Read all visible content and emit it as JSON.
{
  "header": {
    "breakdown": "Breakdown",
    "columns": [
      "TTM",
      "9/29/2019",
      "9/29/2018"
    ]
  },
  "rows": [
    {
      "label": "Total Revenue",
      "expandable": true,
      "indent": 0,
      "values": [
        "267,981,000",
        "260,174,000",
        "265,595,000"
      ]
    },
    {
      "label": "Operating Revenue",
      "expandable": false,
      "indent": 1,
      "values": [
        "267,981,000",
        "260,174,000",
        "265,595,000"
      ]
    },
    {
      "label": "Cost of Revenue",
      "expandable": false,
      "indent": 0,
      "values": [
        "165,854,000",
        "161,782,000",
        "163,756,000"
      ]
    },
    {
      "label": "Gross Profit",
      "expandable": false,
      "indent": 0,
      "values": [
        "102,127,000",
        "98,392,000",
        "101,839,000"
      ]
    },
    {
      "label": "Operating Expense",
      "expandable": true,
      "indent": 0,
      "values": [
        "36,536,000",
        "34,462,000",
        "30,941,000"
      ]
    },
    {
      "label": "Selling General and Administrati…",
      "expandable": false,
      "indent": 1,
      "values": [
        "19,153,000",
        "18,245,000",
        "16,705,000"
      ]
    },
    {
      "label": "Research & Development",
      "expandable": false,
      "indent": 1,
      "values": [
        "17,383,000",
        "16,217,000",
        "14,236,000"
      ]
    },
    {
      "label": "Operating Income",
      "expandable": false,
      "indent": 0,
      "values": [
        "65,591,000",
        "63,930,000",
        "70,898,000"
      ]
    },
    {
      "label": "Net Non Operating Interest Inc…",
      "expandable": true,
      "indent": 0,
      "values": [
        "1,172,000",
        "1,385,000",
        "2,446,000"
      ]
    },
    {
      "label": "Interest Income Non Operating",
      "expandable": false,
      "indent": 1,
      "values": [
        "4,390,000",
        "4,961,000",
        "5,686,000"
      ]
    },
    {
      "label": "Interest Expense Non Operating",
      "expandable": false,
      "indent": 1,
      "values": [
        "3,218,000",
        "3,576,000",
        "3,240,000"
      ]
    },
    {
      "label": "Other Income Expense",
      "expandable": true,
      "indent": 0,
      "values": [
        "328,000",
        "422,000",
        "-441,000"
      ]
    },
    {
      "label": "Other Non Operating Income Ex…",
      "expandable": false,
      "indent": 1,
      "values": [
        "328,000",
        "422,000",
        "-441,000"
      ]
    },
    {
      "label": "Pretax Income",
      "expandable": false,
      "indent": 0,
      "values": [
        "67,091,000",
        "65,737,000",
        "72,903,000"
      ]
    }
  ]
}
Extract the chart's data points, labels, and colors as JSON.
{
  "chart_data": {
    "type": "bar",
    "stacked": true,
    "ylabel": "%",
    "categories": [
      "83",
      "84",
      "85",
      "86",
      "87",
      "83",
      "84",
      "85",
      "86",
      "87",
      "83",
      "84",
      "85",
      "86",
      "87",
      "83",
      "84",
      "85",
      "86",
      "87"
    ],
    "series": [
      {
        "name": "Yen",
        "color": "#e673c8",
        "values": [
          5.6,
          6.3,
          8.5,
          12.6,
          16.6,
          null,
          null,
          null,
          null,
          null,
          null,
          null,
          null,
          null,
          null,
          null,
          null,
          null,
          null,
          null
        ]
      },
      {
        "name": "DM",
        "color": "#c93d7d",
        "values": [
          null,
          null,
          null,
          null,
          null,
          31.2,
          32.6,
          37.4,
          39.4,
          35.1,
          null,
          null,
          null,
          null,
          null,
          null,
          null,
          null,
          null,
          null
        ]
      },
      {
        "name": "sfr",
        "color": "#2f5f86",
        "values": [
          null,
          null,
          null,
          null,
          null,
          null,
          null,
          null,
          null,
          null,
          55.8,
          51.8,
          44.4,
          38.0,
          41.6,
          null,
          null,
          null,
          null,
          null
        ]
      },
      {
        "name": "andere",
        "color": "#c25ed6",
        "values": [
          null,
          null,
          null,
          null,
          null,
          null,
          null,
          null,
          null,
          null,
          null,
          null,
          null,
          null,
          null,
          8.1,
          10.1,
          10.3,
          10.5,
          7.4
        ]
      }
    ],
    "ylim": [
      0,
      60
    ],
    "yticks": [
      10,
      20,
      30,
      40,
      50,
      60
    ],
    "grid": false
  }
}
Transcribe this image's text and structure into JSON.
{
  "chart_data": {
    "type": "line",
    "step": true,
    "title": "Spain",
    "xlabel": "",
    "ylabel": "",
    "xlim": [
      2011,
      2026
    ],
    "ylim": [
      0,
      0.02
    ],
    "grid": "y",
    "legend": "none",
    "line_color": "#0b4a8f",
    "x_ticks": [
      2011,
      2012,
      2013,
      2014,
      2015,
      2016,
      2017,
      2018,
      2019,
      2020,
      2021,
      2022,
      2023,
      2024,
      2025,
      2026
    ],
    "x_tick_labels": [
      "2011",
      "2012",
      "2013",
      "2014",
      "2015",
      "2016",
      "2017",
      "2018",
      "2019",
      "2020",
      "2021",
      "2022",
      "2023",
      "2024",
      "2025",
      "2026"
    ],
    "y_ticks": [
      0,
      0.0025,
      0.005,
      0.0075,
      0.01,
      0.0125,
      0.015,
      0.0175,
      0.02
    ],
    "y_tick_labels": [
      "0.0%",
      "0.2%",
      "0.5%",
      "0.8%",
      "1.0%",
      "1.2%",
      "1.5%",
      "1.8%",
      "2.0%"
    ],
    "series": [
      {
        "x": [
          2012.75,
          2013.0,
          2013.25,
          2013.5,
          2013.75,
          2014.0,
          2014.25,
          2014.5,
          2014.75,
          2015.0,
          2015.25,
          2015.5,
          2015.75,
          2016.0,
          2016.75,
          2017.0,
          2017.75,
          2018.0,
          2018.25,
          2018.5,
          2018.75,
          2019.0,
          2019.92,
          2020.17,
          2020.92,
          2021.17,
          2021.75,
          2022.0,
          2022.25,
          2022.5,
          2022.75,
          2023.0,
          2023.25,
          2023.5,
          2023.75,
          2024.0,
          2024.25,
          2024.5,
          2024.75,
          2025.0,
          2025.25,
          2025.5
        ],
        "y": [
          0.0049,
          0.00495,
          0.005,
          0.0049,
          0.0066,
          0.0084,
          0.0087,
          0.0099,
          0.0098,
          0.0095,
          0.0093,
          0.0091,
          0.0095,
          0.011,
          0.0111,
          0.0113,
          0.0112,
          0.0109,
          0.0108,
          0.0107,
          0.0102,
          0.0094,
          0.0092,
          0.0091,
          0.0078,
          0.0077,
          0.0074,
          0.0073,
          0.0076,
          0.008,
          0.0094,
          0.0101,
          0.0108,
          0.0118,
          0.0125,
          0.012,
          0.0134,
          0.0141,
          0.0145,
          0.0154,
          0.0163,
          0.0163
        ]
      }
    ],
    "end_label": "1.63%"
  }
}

◆ ◆ ◆ ◆

--- Exercise requirements ---
Every entry above should be retyped exactly as shown.

--- Completed task ---
Read all visible content and emit it as JSON.
{
  "header": {
    "breakdown": "Breakdown",
    "columns": [
      "TTM",
      "9/29/2019",
      "9/29/2018"
    ]
  },
  "rows": [
    {
      "label": "Total Revenue",
      "expandable": true,
      "indent": 0,
      "values": [
        "267,981,000",
        "260,174,000",
        "265,595,000"
      ]
    },
    {
      "label": "Operating Revenue",
      "expandable": false,
      "indent": 1,
      "values": [
        "267,981,000",
        "260,174,000",
        "265,595,000"
      ]
    },
    {
      "label": "Cost of Revenue",
      "expandable": false,
      "indent": 0,
      "values": [
        "165,854,000",
        "161,782,000",
        "163,756,000"
      ]
    },
    {
      "label": "Gross Profit",
      "expandable": false,
      "indent": 0,
      "values": [
        "102,127,000",
        "98,392,000",
        "101,839,000"
      ]
    },
    {
      "label": "Operating Expense",
      "expandable": true,
      "indent": 0,
      "values": [
        "36,536,000",
        "34,462,000",
        "30,941,000"
      ]
    },
    {
      "label": "Selling General and Administrati…",
      "expandable": false,
      "indent": 1,
      "values": [
        "19,153,000",
        "18,245,000",
        "16,705,000"
      ]
    },
    {
      "label": "Research & Development",
      "expandable": false,
      "indent": 1,
      "values": [
        "17,383,000",
        "16,217,000",
        "14,236,000"
      ]
    },
    {
      "label": "Operating Income",
      "expandable": false,
      "indent": 0,
      "values": [
        "65,591,000",
        "63,930,000",
        "70,898,000"
      ]
    },
    {
      "label": "Net Non Operating Interest Inc…",
      "expandable": true,
      "indent": 0,
      "values": [
        "1,172,000",
        "1,385,000",
        "2,446,000"
      ]
    },
    {
      "label": "Interest Income Non Operating",
      "expandable": false,
      "indent": 1,
      "values": [
        "4,390,000",
        "4,961,000",
        "5,686,000"
      ]
    },
    {
      "label": "Interest Expense Non Operating",
      "expandable": false,
      "indent": 1,
      "values": [
        "3,218,000",
        "3,576,000",
        "3,240,000"
      ]
    },
    {
      "label": "Other Income Expense",
      "expandable": true,
      "indent": 0,
      "values": [
        "328,000",
        "422,000",
        "-441,000"
      ]
    },
    {
      "label": "Other Non Operating Income Ex…",
      "expandable": false,
      "indent": 1,
      "values": [
        "328,000",
        "422,000",
        "-441,000"
      ]
    },
    {
      "label": "Pretax Income",
      "expandable": false,
      "indent": 0,
      "values": [
        "67,091,000",
        "65,737,000",
        "72,903,000"
      ]
    }
  ]
}
Extract the chart's data points, labels, and colors as JSON.
{
  "chart_data": {
    "type": "bar",
    "stacked": true,
    "ylabel": "%",
    "categories": [
      "83",
      "84",
      "85",
      "86",
      "87",
      "83",
      "84",
      "85",
      "86",
      "87",
      "83",
      "84",
      "85",
      "86",
      "87",
      "83",
      "84",
      "85",
      "86",
      "87"
    ],
    "series": [
      {
        "name": "Yen",
        "color": "#e673c8",
        "values": [
          5.6,
          6.3,
          8.5,
          12.6,
          16.6,
          null,
          null,
          null,
          null,
          null,
          null,
          null,
          null,
          null,
          null,
          null,
          null,
          null,
          null,
          null
        ]
      },
      {
        "name": "DM",
        "color": "#c93d7d",
        "values": [
          null,
          null,
          null,
          null,
          null,
          31.2,
          32.6,
          37.4,
          39.4,
          35.1,
          null,
          null,
          null,
          null,
          null,
          null,
          null,
          null,
          null,
          null
        ]
      },
      {
        "name": "sfr",
        "color": "#2f5f86",
        "values": [
          null,
          null,
          null,
          null,
          null,
          null,
          null,
          null,
          null,
          null,
          55.8,
          51.8,
          44.4,
          38.0,
          41.6,
          null,
          null,
          null,
          null,
          null
        ]
      },
      {
        "name": "andere",
        "color": "#c25ed6",
        "values": [
          null,
          null,
          null,
          null,
          null,
          null,
          null,
          null,
          null,
          null,
          null,
          null,
          null,
          null,
          null,
          8.1,
          10.1,
          10.3,
          10.5,
          7.4
        ]
      }
    ],
    "ylim": [
      0,
      60
    ],
    "yticks": [
      10,
      20,
      30,
      40,
      50,
      60
    ],
    "grid": false
  }
}
Transcribe this image's text and structure into JSON.
{
  "chart_data": {
    "type": "line",
    "step": true,
    "title": "Spain",
    "xlabel": "",
    "ylabel": "",
    "xlim": [
      2011,
      2026
    ],
    "ylim": [
      0,
      0.02
    ],
    "grid": "y",
    "legend": "none",
    "line_color": "#0b4a8f",
    "x_ticks": [
      2011,
      2012,
      2013,
      2014,
      2015,
      2016,
      2017,
      2018,
      2019,
      2020,
      2021,
      2022,
      2023,
      2024,
      2025,
      2026
    ],
    "x_tick_labels": [
      "2011",
      "2012",
      "2013",
      "2014",
      "2015",
      "2016",
      "2017",
      "2018",
      "2019",
      "2020",
      "2021",
      "2022",
      "2023",
      "2024",
      "2025",
      "2026"
    ],
    "y_ticks": [
      0,
      0.0025,
      0.005,
      0.0075,
      0.01,
      0.0125,
      0.015,
      0.0175,
      0.02
    ],
    "y_tick_labels": [
      "0.0%",
      "0.2%",
      "0.5%",
      "0.8%",
      "1.0%",
      "1.2%",
      "1.5%",
      "1.8%",
      "2.0%"
    ],
    "series": [
      {
        "x": [
          2012.75,
          2013.0,
          2013.25,
          2013.5,
          2013.75,
          2014.0,
          2014.25,
          2014.5,
          2014.75,
          2015.0,
          2015.25,
          2015.5,
          2015.75,
          2016.0,
          2016.75,
          2017.0,
          2017.75,
          2018.0,
          2018.25,
          2018.5,
          2018.75,
          2019.0,
          2019.92,
          2020.17,
          2020.92,
          2021.17,
          2021.75,
          2022.0,
          2022.25,
          2022.5,
          2022.75,
          2023.0,
          2023.25,
          2023.5,
          2023.75,
          2024.0,
          2024.25,
          2024.5,
          2024.75,
          2025.0,
          2025.25,
          2025.5
        ],
        "y": [
          0.0049,
          0.00495,
          0.005,
          0.0049,
          0.0066,
          0.0084,
          0.0087,
          0.0099,
          0.0098,
          0.0095,
          0.0093,
          0.0091,
          0.0095,
          0.011,
          0.0111,
          0.0113,
          0.0112,
          0.0109,
          0.0108,
          0.0107,
          0.0102,
          0.0094,
          0.0092,
          0.0091,
          0.0078,
          0.0077,
          0.0074,
          0.0073,
          0.0076,
          0.008,
          0.0094,
          0.0101,
          0.0108,
          0.0118,
          0.0125,
          0.012,
          0.0134,
          0.0141,
          0.0145,
          0.0154,
          0.0163,
          0.0163
        ]
      }
    ],
    "end_label": "1.63%"
  }
}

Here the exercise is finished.